Data extracted from a collection:
* * *
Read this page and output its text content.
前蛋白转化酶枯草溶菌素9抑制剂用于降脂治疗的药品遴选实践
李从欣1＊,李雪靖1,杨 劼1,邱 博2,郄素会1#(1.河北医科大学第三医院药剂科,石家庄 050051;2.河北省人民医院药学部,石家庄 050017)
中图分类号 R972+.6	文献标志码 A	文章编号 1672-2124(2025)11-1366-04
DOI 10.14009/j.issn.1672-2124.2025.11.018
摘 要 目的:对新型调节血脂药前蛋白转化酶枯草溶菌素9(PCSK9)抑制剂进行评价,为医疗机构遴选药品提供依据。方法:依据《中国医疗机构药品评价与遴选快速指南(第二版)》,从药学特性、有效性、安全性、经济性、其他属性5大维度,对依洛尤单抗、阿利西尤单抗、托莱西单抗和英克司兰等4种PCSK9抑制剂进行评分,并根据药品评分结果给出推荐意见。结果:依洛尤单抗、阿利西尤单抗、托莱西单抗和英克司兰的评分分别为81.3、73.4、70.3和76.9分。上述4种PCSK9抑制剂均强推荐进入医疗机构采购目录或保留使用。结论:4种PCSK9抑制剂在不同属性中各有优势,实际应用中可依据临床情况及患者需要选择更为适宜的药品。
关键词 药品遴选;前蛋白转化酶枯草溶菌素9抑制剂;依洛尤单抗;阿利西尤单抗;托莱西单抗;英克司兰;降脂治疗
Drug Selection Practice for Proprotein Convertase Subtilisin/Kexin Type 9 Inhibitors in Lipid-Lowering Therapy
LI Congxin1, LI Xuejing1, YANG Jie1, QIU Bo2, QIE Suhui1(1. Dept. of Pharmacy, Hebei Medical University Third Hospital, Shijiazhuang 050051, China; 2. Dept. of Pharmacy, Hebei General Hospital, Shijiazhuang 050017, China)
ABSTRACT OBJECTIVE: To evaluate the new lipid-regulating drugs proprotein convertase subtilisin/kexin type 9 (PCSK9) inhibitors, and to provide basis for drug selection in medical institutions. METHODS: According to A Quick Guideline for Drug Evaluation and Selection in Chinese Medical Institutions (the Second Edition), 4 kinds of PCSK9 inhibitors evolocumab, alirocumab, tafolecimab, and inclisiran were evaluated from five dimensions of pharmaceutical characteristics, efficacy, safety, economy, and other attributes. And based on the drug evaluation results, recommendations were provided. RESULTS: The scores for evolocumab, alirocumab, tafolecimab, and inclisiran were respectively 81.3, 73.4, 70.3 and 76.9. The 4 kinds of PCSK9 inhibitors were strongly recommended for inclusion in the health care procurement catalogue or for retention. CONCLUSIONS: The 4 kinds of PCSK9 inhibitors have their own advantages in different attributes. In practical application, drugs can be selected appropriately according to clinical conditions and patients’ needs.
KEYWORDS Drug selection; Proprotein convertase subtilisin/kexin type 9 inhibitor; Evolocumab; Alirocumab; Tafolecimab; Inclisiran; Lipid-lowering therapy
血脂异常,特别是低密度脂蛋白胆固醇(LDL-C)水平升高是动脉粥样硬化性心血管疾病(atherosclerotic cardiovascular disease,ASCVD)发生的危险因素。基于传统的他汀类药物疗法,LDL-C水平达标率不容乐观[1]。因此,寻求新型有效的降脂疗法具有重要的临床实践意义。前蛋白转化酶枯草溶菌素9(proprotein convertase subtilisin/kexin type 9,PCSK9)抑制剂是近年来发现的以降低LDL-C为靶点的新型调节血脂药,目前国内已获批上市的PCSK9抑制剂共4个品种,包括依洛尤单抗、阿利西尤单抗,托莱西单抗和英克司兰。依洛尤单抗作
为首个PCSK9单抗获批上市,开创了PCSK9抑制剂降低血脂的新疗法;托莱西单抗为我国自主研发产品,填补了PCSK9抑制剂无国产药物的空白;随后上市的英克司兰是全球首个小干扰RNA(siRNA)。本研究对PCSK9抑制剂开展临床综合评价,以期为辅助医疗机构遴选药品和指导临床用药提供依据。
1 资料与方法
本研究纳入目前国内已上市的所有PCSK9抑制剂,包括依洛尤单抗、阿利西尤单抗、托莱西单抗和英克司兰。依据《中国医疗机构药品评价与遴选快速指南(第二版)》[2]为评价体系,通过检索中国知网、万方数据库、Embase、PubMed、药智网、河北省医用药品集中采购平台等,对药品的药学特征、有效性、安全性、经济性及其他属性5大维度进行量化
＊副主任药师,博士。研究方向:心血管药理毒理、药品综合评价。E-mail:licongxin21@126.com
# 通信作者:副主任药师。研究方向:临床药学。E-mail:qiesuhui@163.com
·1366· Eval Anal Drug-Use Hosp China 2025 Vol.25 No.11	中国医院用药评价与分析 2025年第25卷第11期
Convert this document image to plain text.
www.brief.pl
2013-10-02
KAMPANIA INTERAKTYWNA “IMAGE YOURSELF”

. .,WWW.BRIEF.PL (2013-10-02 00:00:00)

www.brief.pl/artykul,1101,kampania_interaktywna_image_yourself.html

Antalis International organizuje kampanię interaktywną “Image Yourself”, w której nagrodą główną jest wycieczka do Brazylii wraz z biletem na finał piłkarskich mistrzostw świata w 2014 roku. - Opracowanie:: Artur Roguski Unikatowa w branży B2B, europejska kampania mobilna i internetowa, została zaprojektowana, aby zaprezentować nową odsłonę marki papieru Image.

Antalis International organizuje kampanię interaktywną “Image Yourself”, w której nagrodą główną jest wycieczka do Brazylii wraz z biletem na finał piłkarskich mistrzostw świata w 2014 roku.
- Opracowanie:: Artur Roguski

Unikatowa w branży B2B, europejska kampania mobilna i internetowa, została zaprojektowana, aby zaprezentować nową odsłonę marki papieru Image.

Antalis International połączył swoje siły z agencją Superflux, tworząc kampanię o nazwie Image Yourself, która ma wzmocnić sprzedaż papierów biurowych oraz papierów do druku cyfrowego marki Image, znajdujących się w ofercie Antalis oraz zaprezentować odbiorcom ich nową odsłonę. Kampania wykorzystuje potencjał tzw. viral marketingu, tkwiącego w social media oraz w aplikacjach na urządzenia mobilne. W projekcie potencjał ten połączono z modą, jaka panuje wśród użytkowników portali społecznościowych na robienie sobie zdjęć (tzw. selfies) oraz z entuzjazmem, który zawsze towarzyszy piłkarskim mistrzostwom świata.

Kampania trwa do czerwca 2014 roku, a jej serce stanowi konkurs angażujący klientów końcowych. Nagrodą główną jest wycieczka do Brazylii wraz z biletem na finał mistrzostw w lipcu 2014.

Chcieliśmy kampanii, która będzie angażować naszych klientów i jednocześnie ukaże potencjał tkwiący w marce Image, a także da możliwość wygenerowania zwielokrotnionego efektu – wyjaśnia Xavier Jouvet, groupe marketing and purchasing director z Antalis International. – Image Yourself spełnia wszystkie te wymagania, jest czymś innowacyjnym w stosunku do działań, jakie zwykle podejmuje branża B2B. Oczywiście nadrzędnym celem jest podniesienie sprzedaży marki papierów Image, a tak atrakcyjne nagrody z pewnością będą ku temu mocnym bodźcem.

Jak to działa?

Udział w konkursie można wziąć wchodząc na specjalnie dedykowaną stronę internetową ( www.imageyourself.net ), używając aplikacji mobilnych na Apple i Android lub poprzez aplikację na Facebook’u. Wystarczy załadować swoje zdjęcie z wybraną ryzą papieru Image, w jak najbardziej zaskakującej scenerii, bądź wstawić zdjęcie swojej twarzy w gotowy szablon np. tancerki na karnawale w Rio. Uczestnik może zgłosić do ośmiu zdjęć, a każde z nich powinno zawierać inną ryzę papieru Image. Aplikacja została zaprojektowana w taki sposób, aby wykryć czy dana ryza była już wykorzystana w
* * *
* **Task item**
A complete, exact copy of the entries is required.

* **Expected output**
Read this page and output its text content.
前蛋白转化酶枯草溶菌素9抑制剂用于降脂治疗的药品遴选实践
李从欣1＊,李雪靖1,杨 劼1,邱 博2,郄素会1#(1.河北医科大学第三医院药剂科,石家庄 050051;2.河北省人民医院药学部,石家庄 050017)
中图分类号 R972+.6	文献标志码 A	文章编号 1672-2124(2025)11-1366-04
DOI 10.14009/j.issn.1672-2124.2025.11.018
摘 要 目的:对新型调节血脂药前蛋白转化酶枯草溶菌素9(PCSK9)抑制剂进行评价,为医疗机构遴选药品提供依据。方法:依据《中国医疗机构药品评价与遴选快速指南(第二版)》,从药学特性、有效性、安全性、经济性、其他属性5大维度,对依洛尤单抗、阿利西尤单抗、托莱西单抗和英克司兰等4种PCSK9抑制剂进行评分,并根据药品评分结果给出推荐意见。结果:依洛尤单抗、阿利西尤单抗、托莱西单抗和英克司兰的评分分别为81.3、73.4、70.3和76.9分。上述4种PCSK9抑制剂均强推荐进入医疗机构采购目录或保留使用。结论:4种PCSK9抑制剂在不同属性中各有优势,实际应用中可依据临床情况及患者需要选择更为适宜的药品。
关键词 药品遴选;前蛋白转化酶枯草溶菌素9抑制剂;依洛尤单抗;阿利西尤单抗;托莱西单抗;英克司兰;降脂治疗
Drug Selection Practice for Proprotein Convertase Subtilisin/Kexin Type 9 Inhibitors in Lipid-Lowering Therapy
LI Congxin1, LI Xuejing1, YANG Jie1, QIU Bo2, QIE Suhui1(1. Dept. of Pharmacy, Hebei Medical University Third Hospital, Shijiazhuang 050051, China; 2. Dept. of Pharmacy, Hebei General Hospital, Shijiazhuang 050017, China)
ABSTRACT OBJECTIVE: To evaluate the new lipid-regulating drugs proprotein convertase subtilisin/kexin type 9 (PCSK9) inhibitors, and to provide basis for drug selection in medical institutions. METHODS: According to A Quick Guideline for Drug Evaluation and Selection in Chinese Medical Institutions (the Second Edition), 4 kinds of PCSK9 inhibitors evolocumab, alirocumab, tafolecimab, and inclisiran were evaluated from five dimensions of pharmaceutical characteristics, efficacy, safety, economy, and other attributes. And based on the drug evaluation results, recommendations were provided. RESULTS: The scores for evolocumab, alirocumab, tafolecimab, and inclisiran were respectively 81.3, 73.4, 70.3 and 76.9. The 4 kinds of PCSK9 inhibitors were strongly recommended for inclusion in the health care procurement catalogue or for retention. CONCLUSIONS: The 4 kinds of PCSK9 inhibitors have their own advantages in different attributes. In practical application, drugs can be selected appropriately according to clinical conditions and patients’ needs.
KEYWORDS Drug selection; Proprotein convertase subtilisin/kexin type 9 inhibitor; Evolocumab; Alirocumab; Tafolecimab; Inclisiran; Lipid-lowering therapy
血脂异常,特别是低密度脂蛋白胆固醇(LDL-C)水平升高是动脉粥样硬化性心血管疾病(atherosclerotic cardiovascular disease,ASCVD)发生的危险因素。基于传统的他汀类药物疗法,LDL-C水平达标率不容乐观[1]。因此,寻求新型有效的降脂疗法具有重要的临床实践意义。前蛋白转化酶枯草溶菌素9(proprotein convertase subtilisin/kexin type 9,PCSK9)抑制剂是近年来发现的以降低LDL-C为靶点的新型调节血脂药,目前国内已获批上市的PCSK9抑制剂共4个品种,包括依洛尤单抗、阿利西尤单抗,托莱西单抗和英克司兰。依洛尤单抗作
为首个PCSK9单抗获批上市,开创了PCSK9抑制剂降低血脂的新疗法;托莱西单抗为我国自主研发产品,填补了PCSK9抑制剂无国产药物的空白;随后上市的英克司兰是全球首个小干扰RNA(siRNA)。本研究对PCSK9抑制剂开展临床综合评价,以期为辅助医疗机构遴选药品和指导临床用药提供依据。
1 资料与方法
本研究纳入目前国内已上市的所有PCSK9抑制剂,包括依洛尤单抗、阿利西尤单抗、托莱西单抗和英克司兰。依据《中国医疗机构药品评价与遴选快速指南(第二版)》[2]为评价体系,通过检索中国知网、万方数据库、Embase、PubMed、药智网、河北省医用药品集中采购平台等,对药品的药学特征、有效性、安全性、经济性及其他属性5大维度进行量化
＊副主任药师,博士。研究方向:心血管药理毒理、药品综合评价。E-mail:licongxin21@126.com
# 通信作者:副主任药师。研究方向:临床药学。E-mail:qiesuhui@163.com
·1366· Eval Anal Drug-Use Hosp China 2025 Vol.25 No.11	中国医院用药评价与分析 2025年第25卷第11期
Convert this document image to plain text.
www.brief.pl
2013-10-02
KAMPANIA INTERAKTYWNA “IMAGE YOURSELF”

. .,WWW.BRIEF.PL (2013-10-02 00:00:00)

www.brief.pl/artykul,1101,kampania_interaktywna_image_yourself.html

Antalis International organizuje kampanię interaktywną “Image Yourself”, w której nagrodą główną jest wycieczka do Brazylii wraz z biletem na finał piłkarskich mistrzostw świata w 2014 roku. - Opracowanie:: Artur Roguski Unikatowa w branży B2B, europejska kampania mobilna i internetowa, została zaprojektowana, aby zaprezentować nową odsłonę marki papieru Image.

Antalis International organizuje kampanię interaktywną “Image Yourself”, w której nagrodą główną jest wycieczka do Brazylii wraz z biletem na finał piłkarskich mistrzostw świata w 2014 roku.
- Opracowanie:: Artur Roguski

Unikatowa w branży B2B, europejska kampania mobilna i internetowa, została zaprojektowana, aby zaprezentować nową odsłonę marki papieru Image.

Antalis International połączył swoje siły z agencją Superflux, tworząc kampanię o nazwie Image Yourself, która ma wzmocnić sprzedaż papierów biurowych oraz papierów do druku cyfrowego marki Image, znajdujących się w ofercie Antalis oraz zaprezentować odbiorcom ich nową odsłonę. Kampania wykorzystuje potencjał tzw. viral marketingu, tkwiącego w social media oraz w aplikacjach na urządzenia mobilne. W projekcie potencjał ten połączono z modą, jaka panuje wśród użytkowników portali społecznościowych na robienie sobie zdjęć (tzw. selfies) oraz z entuzjazmem, który zawsze towarzyszy piłkarskim mistrzostwom świata.

Kampania trwa do czerwca 2014 roku, a jej serce stanowi konkurs angażujący klientów końcowych. Nagrodą główną jest wycieczka do Brazylii wraz z biletem na finał mistrzostw w lipcu 2014.

Chcieliśmy kampanii, która będzie angażować naszych klientów i jednocześnie ukaże potencjał tkwiący w marce Image, a także da możliwość wygenerowania zwielokrotnionego efektu – wyjaśnia Xavier Jouvet, groupe marketing and purchasing director z Antalis International. – Image Yourself spełnia wszystkie te wymagania, jest czymś innowacyjnym w stosunku do działań, jakie zwykle podejmuje branża B2B. Oczywiście nadrzędnym celem jest podniesienie sprzedaży marki papierów Image, a tak atrakcyjne nagrody z pewnością będą ku temu mocnym bodźcem.

Jak to działa?

Udział w konkursie można wziąć wchodząc na specjalnie dedykowaną stronę internetową ( www.imageyourself.net ), używając aplikacji mobilnych na Apple i Android lub poprzez aplikację na Facebook’u. Wystarczy załadować swoje zdjęcie z wybraną ryzą papieru Image, w jak najbardziej zaskakującej scenerii, bądź wstawić zdjęcie swojej twarzy w gotowy szablon np. tancerki na karnawale w Rio. Uczestnik może zgłosić do ośmiu zdjęć, a każde z nich powinno zawierać inną ryzę papieru Image. Aplikacja została zaprojektowana w taki sposób, aby wykryć czy dana ryza była już wykorzystana w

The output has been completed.